Requirements
The records below are to be repeated in full, exactly as they are.

Data extracted from a collection
########

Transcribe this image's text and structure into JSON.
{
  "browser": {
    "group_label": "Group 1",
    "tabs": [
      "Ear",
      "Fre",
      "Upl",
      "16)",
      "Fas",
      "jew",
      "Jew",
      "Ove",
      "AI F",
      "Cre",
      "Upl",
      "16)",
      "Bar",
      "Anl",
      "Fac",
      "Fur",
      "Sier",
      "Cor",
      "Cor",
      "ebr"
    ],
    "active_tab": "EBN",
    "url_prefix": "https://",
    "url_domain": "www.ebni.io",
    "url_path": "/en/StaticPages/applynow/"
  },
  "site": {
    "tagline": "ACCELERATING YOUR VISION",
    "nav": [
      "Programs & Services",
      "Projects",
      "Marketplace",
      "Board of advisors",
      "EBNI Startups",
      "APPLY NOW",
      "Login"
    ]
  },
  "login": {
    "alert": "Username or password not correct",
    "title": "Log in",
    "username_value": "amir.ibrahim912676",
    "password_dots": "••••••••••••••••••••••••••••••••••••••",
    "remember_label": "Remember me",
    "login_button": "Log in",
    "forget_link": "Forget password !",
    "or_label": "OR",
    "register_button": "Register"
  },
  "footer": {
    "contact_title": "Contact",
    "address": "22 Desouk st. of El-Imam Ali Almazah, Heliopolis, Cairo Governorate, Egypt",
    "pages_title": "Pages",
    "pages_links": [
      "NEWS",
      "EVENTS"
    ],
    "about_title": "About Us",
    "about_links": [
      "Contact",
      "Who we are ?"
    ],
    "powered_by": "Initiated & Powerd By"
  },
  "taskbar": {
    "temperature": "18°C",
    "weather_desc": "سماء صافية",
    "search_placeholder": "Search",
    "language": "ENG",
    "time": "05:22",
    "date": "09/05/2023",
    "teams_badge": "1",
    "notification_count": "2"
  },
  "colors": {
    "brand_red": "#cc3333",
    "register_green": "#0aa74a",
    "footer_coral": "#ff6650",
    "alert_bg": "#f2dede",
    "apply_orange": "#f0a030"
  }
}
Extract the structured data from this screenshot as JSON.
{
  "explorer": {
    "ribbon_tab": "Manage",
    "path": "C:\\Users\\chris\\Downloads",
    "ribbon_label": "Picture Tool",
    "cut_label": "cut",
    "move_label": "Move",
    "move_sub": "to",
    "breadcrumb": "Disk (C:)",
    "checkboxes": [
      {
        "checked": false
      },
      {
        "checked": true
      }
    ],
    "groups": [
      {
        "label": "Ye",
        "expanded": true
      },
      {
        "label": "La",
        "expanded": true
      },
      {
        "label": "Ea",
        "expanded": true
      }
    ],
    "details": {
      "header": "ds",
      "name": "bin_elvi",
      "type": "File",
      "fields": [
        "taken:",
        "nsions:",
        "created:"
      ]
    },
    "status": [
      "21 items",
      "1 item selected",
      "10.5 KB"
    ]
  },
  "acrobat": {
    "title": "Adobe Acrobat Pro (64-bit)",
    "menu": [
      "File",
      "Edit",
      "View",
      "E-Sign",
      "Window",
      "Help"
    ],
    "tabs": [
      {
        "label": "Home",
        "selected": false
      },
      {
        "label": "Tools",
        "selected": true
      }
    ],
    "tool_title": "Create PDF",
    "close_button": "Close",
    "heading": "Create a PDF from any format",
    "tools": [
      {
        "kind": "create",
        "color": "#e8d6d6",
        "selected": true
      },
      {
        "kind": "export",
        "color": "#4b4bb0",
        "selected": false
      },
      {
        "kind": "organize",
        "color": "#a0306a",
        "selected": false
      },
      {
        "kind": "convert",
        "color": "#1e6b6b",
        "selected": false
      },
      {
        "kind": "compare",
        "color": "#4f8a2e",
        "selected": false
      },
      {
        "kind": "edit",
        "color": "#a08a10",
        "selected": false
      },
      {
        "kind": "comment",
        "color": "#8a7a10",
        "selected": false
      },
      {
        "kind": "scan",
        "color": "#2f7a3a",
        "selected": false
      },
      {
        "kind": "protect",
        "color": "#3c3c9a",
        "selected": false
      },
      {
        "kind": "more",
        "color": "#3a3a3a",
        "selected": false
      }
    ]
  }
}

########

Solution for this task
Transcribe this image's text and structure into JSON.
{
  "browser": {
    "group_label": "Group 1",
    "tabs": [
      "Ear",
      "Fre",
      "Upl",
      "16)",
      "Fas",
      "jew",
      "Jew",
      "Ove",
      "AI F",
      "Cre",
      "Upl",
      "16)",
      "Bar",
      "Anl",
      "Fac",
      "Fur",
      "Sier",
      "Cor",
      "Cor",
      "ebr"
    ],
    "active_tab": "EBN",
    "url_prefix": "https://",
    "url_domain": "www.ebni.io",
    "url_path": "/en/StaticPages/applynow/"
  },
  "site": {
    "tagline": "ACCELERATING YOUR VISION",
    "nav": [
      "Programs & Services",
      "Projects",
      "Marketplace",
      "Board of advisors",
      "EBNI Startups",
      "APPLY NOW",
      "Login"
    ]
  },
  "login": {
    "alert": "Username or password not correct",
    "title": "Log in",
    "username_value": "amir.ibrahim912676",
    "password_dots": "••••••••••••••••••••••••••••••••••••••",
    "remember_label": "Remember me",
    "login_button": "Log in",
    "forget_link": "Forget password !",
    "or_label": "OR",
    "register_button": "Register"
  },
  "footer": {
    "contact_title": "Contact",
    "address": "22 Desouk st. of El-Imam Ali Almazah, Heliopolis, Cairo Governorate, Egypt",
    "pages_title": "Pages",
    "pages_links": [
      "NEWS",
      "EVENTS"
    ],
    "about_title": "About Us",
    "about_links": [
      "Contact",
      "Who we are ?"
    ],
    "powered_by": "Initiated & Powerd By"
  },
  "taskbar": {
    "temperature": "18°C",
    "weather_desc": "سماء صافية",
    "search_placeholder": "Search",
    "language": "ENG",
    "time": "05:22",
    "date": "09/05/2023",
    "teams_badge": "1",
    "notification_count": "2"
  },
  "colors": {
    "brand_red": "#cc3333",
    "register_green": "#0aa74a",
    "footer_coral": "#ff6650",
    "alert_bg": "#f2dede",
    "apply_orange": "#f0a030"
  }
}
Extract the structured data from this screenshot as JSON.
{
  "explorer": {
    "ribbon_tab": "Manage",
    "path": "C:\\Users\\chris\\Downloads",
    "ribbon_label": "Picture Tool",
    "cut_label": "cut",
    "move_label": "Move",
    "move_sub": "to",
    "breadcrumb": "Disk (C:)",
    "checkboxes": [
      {
        "checked": false
      },
      {
        "checked": true
      }
    ],
    "groups": [
      {
        "label": "Ye",
        "expanded": true
      },
      {
        "label": "La",
        "expanded": true
      },
      {
        "label": "Ea",
        "expanded": true
      }
    ],
    "details": {
      "header": "ds",
      "name": "bin_elvi",
      "type": "File",
      "fields": [
        "taken:",
        "nsions:",
        "created:"
      ]
    },
    "status": [
      "21 items",
      "1 item selected",
      "10.5 KB"
    ]
  },
  "acrobat": {
    "title": "Adobe Acrobat Pro (64-bit)",
    "menu": [
      "File",
      "Edit",
      "View",
      "E-Sign",
      "Window",
      "Help"
    ],
    "tabs": [
      {
        "label": "Home",
        "selected": false
      },
      {
        "label": "Tools",
        "selected": true
      }
    ],
    "tool_title": "Create PDF",
    "close_button": "Close",
    "heading": "Create a PDF from any format",
    "tools": [
      {
        "kind": "create",
        "color": "#e8d6d6",
        "selected": true
      },
      {
        "kind": "export",
        "color": "#4b4bb0",
        "selected": false
      },
      {
        "kind": "organize",
        "color": "#a0306a",
        "selected": false
      },
      {
        "kind": "convert",
        "color": "#1e6b6b",
        "selected": false
      },
      {
        "kind": "compare",
        "color": "#4f8a2e",
        "selected": false
      },
      {
        "kind": "edit",
        "color": "#a08a10",
        "selected": false
      },
      {
        "kind": "comment",
        "color": "#8a7a10",
        "selected": false
      },
      {
        "kind": "scan",
        "color": "#2f7a3a",
        "selected": false
      },
      {
        "kind": "protect",
        "color": "#3c3c9a",
        "selected": false
      },
      {
        "kind": "more",
        "color": "#3a3a3a",
        "selected": false
      }
    ]
  }
}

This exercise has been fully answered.